-- Given task --
Locate the string "document" throughout the material and copy every line in which it occurs.

(Items listed in a dataset)
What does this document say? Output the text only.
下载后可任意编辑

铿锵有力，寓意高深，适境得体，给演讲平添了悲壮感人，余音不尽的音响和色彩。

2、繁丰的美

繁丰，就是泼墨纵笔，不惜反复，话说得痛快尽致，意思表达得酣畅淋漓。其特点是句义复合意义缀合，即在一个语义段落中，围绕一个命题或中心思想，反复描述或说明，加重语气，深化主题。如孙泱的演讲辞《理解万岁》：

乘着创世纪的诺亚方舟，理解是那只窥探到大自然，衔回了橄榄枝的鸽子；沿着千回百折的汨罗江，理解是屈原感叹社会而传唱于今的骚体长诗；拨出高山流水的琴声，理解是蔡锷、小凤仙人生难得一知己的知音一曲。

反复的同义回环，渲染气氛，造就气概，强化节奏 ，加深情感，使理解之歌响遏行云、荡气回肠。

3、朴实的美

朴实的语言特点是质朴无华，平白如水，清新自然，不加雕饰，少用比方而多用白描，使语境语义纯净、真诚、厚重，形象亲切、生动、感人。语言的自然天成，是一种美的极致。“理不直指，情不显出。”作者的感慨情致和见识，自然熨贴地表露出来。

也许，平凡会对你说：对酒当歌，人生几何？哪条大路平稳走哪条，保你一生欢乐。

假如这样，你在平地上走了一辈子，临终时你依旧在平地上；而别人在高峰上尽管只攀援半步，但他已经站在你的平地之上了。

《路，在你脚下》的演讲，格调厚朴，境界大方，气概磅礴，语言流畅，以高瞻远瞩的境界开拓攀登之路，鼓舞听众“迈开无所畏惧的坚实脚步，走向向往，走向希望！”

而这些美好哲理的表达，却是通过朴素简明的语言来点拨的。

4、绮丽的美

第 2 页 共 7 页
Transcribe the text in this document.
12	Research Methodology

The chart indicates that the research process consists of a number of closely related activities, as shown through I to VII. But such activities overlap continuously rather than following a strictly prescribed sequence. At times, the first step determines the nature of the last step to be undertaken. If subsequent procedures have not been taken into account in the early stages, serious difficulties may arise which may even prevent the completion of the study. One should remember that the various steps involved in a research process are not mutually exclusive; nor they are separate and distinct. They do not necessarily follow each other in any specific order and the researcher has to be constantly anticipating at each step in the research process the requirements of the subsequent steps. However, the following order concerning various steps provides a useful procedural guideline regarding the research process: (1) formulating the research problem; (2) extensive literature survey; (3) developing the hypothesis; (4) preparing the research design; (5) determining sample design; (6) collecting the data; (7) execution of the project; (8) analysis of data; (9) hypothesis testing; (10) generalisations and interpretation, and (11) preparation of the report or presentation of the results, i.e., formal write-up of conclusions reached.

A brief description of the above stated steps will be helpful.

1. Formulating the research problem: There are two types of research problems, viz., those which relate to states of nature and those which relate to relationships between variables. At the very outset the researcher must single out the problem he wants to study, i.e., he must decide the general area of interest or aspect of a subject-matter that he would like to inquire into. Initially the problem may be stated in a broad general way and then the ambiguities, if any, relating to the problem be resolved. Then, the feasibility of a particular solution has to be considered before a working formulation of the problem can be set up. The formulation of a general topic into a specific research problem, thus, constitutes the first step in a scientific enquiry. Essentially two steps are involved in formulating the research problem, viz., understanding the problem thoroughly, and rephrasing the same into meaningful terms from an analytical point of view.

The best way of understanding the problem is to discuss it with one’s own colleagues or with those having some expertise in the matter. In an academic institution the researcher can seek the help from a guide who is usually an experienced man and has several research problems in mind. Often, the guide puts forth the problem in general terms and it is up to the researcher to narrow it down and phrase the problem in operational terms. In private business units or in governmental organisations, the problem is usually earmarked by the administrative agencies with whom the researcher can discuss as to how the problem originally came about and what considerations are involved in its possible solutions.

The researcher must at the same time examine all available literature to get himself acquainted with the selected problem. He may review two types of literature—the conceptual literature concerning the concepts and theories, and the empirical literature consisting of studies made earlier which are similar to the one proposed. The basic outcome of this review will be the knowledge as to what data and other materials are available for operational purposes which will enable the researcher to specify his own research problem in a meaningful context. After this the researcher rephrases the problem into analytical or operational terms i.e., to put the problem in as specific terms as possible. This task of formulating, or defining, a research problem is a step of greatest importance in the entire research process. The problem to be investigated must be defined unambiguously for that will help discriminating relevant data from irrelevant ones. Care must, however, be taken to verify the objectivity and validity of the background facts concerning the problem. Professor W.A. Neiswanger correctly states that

-- Result of the task --
What does this document say? Output the text only.
Transcribe the text in this document.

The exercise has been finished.